## YOUR OBJECTIVE
The lines to be extracted begin at the line containing "Output the text content of this document." and end at the last line of the data below; copy them exactly and leave out the pictures.

## RECORDS FOR THE EXERCISE
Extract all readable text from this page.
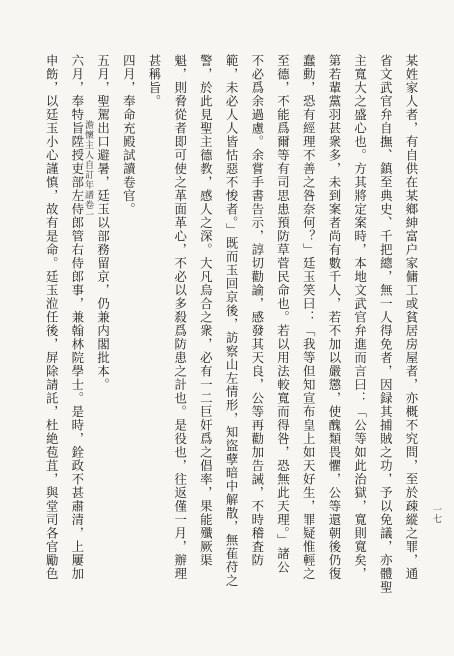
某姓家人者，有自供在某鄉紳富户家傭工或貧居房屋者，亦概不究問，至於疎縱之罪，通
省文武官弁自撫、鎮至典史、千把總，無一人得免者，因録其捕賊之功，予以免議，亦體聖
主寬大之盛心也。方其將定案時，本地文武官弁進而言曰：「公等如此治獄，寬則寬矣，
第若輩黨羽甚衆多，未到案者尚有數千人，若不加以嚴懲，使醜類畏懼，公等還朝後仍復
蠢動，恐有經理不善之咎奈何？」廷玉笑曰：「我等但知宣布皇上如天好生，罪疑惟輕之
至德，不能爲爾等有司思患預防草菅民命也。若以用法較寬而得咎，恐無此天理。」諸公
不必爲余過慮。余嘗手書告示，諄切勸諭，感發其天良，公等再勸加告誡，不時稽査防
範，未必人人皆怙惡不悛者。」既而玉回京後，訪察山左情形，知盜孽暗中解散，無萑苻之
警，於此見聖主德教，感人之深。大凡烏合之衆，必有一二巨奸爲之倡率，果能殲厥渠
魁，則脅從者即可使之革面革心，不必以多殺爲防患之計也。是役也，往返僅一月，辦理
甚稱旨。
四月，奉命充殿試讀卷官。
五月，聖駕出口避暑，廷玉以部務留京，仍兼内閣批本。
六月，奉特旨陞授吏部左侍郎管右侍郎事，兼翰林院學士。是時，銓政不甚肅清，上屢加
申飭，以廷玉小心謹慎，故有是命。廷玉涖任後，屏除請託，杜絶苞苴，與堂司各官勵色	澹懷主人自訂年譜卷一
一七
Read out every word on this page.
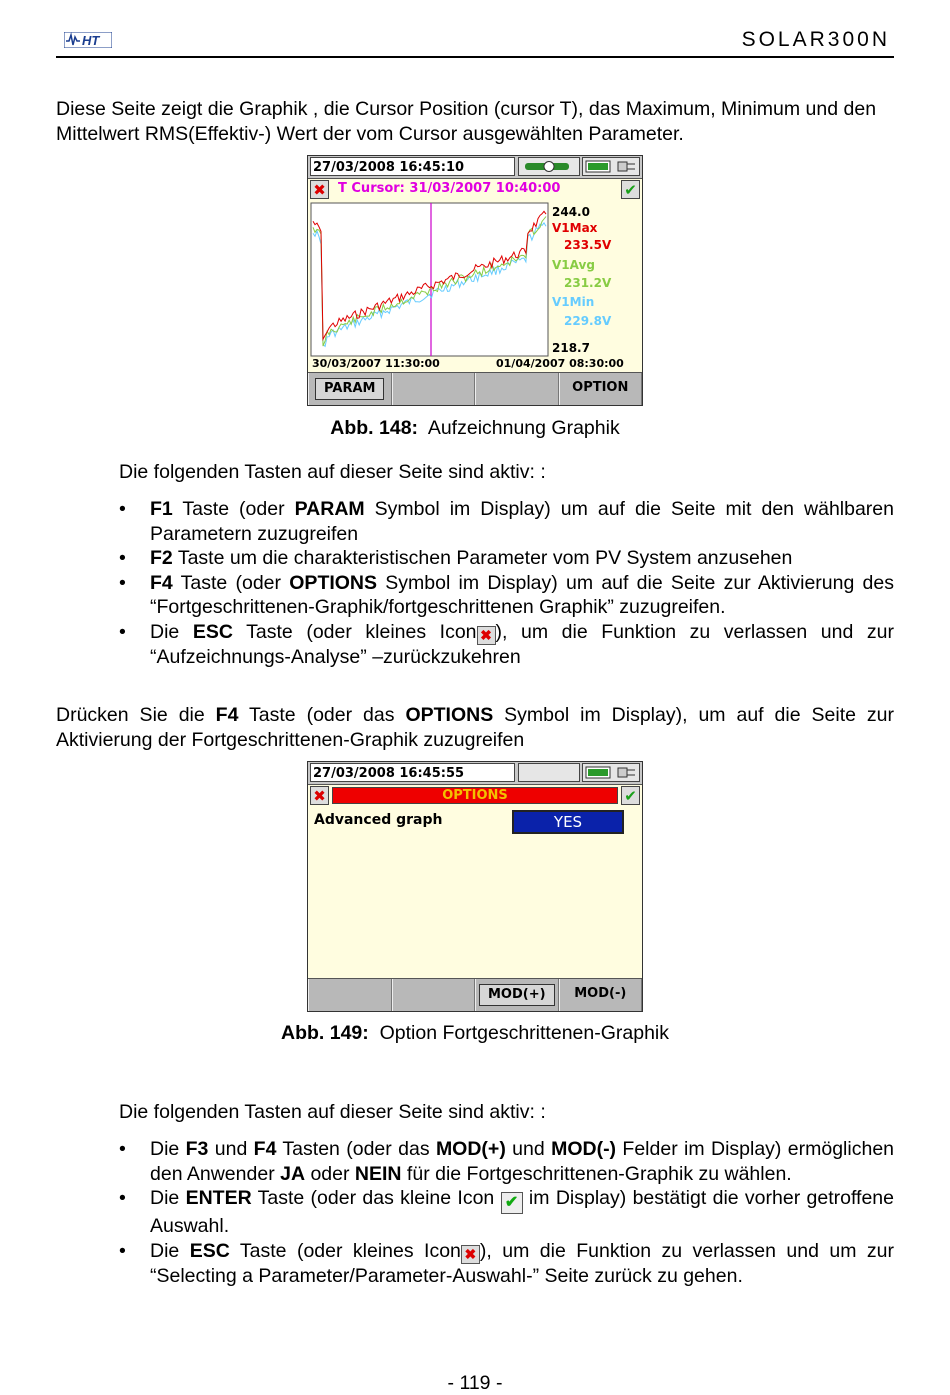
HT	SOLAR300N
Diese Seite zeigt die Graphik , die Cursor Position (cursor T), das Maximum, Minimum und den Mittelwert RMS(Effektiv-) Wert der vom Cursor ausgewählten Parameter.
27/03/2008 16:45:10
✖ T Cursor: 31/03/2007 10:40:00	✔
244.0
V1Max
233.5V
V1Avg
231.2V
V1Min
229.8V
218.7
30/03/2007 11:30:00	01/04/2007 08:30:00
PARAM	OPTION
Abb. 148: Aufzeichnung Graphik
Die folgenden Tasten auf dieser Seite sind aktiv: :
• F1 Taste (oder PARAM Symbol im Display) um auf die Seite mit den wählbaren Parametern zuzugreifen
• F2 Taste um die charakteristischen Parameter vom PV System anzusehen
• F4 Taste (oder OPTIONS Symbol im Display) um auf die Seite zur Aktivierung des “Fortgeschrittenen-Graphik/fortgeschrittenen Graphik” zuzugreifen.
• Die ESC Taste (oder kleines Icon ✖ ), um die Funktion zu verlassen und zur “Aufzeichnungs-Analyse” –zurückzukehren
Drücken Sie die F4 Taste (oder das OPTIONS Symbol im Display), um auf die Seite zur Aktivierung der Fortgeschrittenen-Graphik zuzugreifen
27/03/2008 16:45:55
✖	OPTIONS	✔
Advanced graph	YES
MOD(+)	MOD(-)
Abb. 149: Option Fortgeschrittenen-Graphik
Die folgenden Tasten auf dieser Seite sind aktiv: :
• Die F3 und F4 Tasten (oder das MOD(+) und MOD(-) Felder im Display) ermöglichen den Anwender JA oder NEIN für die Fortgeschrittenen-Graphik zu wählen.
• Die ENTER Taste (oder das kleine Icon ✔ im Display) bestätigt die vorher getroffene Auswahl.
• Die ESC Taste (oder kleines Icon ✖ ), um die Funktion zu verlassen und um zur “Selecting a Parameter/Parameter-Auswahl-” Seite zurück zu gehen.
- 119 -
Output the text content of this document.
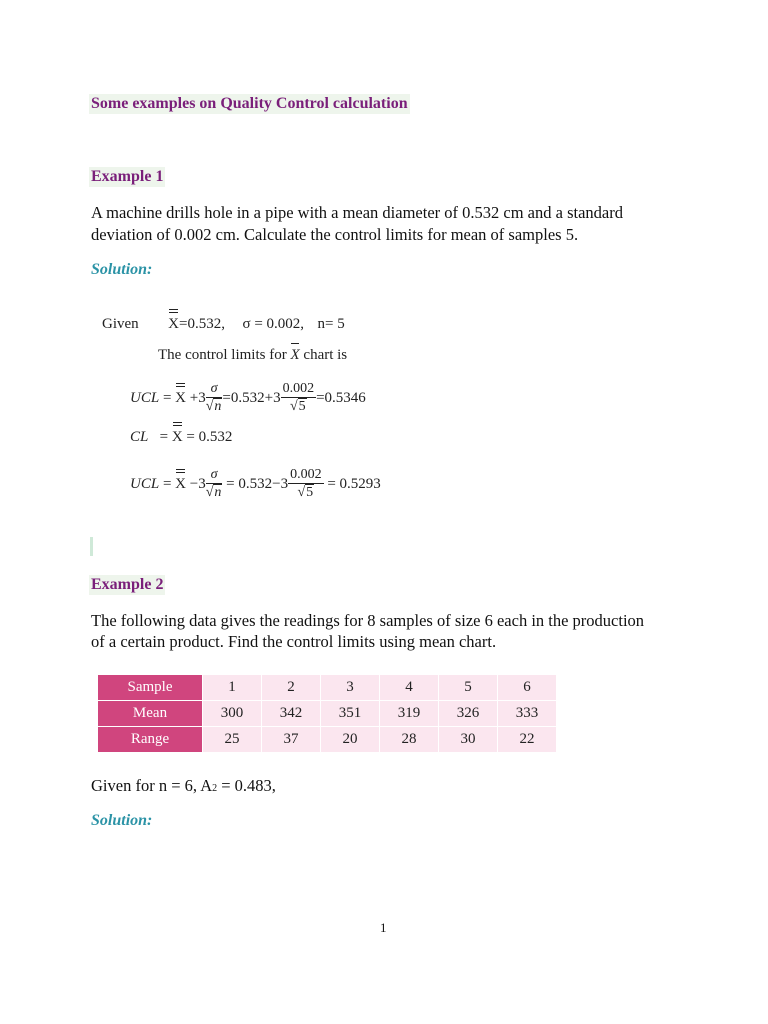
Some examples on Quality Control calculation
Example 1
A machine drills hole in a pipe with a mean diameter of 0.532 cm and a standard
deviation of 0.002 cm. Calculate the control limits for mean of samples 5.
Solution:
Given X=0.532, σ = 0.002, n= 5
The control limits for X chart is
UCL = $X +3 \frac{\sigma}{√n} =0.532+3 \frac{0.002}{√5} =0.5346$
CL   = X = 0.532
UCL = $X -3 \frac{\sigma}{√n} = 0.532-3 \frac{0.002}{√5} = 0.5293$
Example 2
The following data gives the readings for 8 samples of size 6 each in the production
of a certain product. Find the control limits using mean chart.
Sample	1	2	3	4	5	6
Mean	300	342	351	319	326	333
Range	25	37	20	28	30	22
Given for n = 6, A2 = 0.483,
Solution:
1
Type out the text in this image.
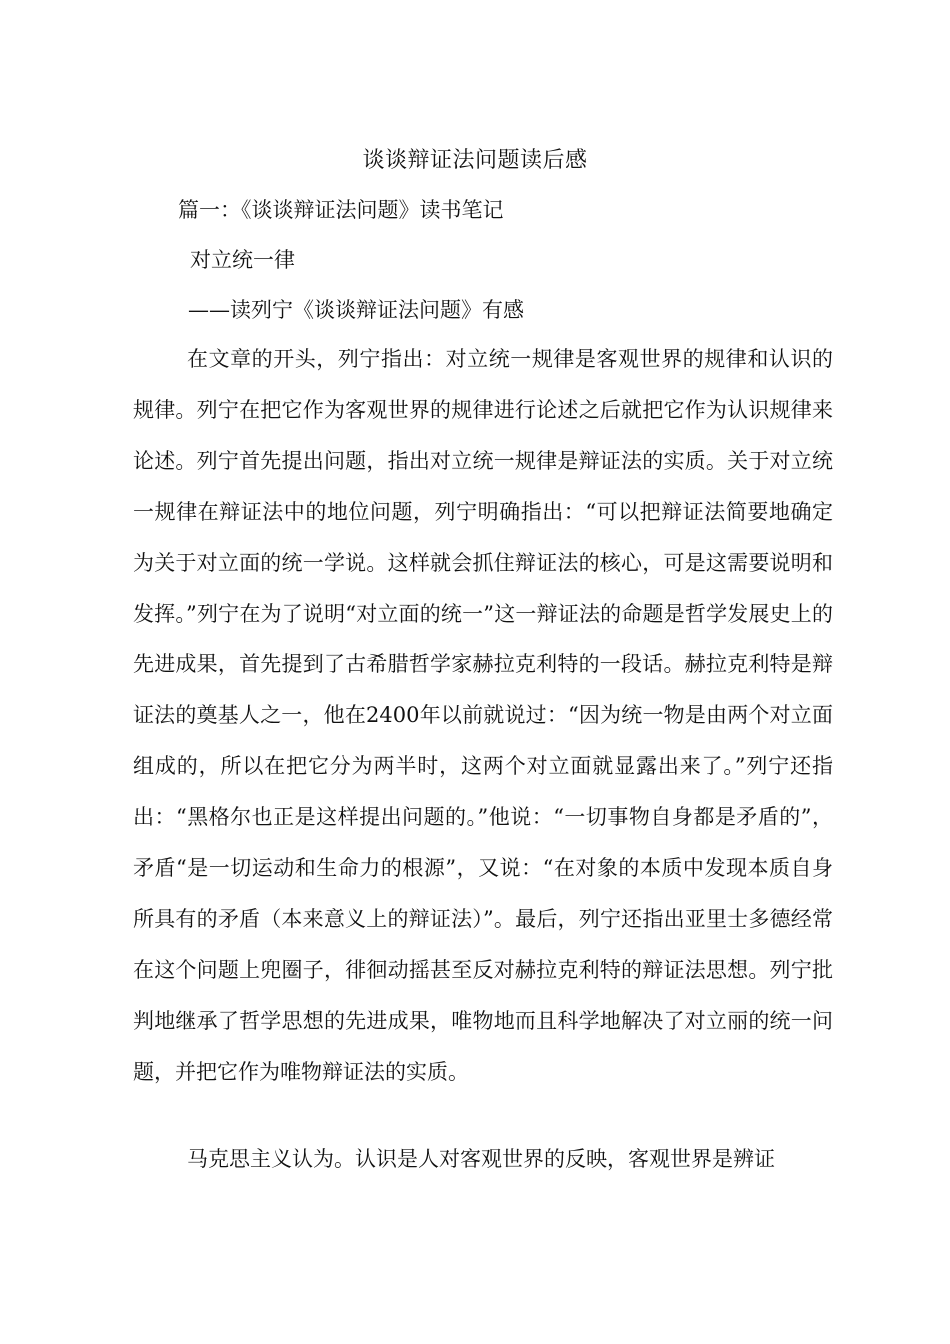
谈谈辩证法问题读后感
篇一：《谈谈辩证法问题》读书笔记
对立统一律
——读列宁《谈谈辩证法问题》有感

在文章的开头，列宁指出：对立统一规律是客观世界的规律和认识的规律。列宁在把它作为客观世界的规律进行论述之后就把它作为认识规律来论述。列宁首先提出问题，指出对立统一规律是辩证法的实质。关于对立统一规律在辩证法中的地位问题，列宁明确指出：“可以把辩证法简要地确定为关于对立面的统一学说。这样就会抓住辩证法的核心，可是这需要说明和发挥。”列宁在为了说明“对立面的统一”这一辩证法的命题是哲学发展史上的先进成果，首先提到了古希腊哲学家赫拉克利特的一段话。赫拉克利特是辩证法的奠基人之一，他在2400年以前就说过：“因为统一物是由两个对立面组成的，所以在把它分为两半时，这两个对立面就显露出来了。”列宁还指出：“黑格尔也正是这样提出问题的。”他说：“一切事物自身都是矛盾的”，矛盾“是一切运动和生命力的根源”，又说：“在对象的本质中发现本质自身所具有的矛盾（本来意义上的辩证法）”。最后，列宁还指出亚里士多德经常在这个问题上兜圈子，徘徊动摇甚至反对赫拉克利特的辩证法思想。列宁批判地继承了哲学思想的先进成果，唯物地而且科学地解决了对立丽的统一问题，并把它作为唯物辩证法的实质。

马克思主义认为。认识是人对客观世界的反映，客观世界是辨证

## REPLY TO THE EXERCISE
Output the text content of this document.
Some examples on Quality Control calculation
Example 1
A machine drills hole in a pipe with a mean diameter of 0.532 cm and a standard
deviation of 0.002 cm. Calculate the control limits for mean of samples 5.
Solution:
Given X=0.532, σ = 0.002, n= 5
The control limits for X chart is
UCL = $X +3 \frac{\sigma}{√n} =0.532+3 \frac{0.002}{√5} =0.5346$
CL   = X = 0.532
UCL = $X -3 \frac{\sigma}{√n} = 0.532-3 \frac{0.002}{√5} = 0.5293$
Example 2
The following data gives the readings for 8 samples of size 6 each in the production
of a certain product. Find the control limits using mean chart.
Sample	1	2	3	4	5	6
Mean	300	342	351	319	326	333
Range	25	37	20	28	30	22
Given for n = 6, A2 = 0.483,
Solution:
1
Type out the text in this image.
谈谈辩证法问题读后感
篇一：《谈谈辩证法问题》读书笔记
对立统一律
——读列宁《谈谈辩证法问题》有感

在文章的开头，列宁指出：对立统一规律是客观世界的规律和认识的规律。列宁在把它作为客观世界的规律进行论述之后就把它作为认识规律来论述。列宁首先提出问题，指出对立统一规律是辩证法的实质。关于对立统一规律在辩证法中的地位问题，列宁明确指出：“可以把辩证法简要地确定为关于对立面的统一学说。这样就会抓住辩证法的核心，可是这需要说明和发挥。”列宁在为了说明“对立面的统一”这一辩证法的命题是哲学发展史上的先进成果，首先提到了古希腊哲学家赫拉克利特的一段话。赫拉克利特是辩证法的奠基人之一，他在2400年以前就说过：“因为统一物是由两个对立面组成的，所以在把它分为两半时，这两个对立面就显露出来了。”列宁还指出：“黑格尔也正是这样提出问题的。”他说：“一切事物自身都是矛盾的”，矛盾“是一切运动和生命力的根源”，又说：“在对象的本质中发现本质自身所具有的矛盾（本来意义上的辩证法）”。最后，列宁还指出亚里士多德经常在这个问题上兜圈子，徘徊动摇甚至反对赫拉克利特的辩证法思想。列宁批判地继承了哲学思想的先进成果，唯物地而且科学地解决了对立丽的统一问题，并把它作为唯物辩证法的实质。

马克思主义认为。认识是人对客观世界的反映，客观世界是辨证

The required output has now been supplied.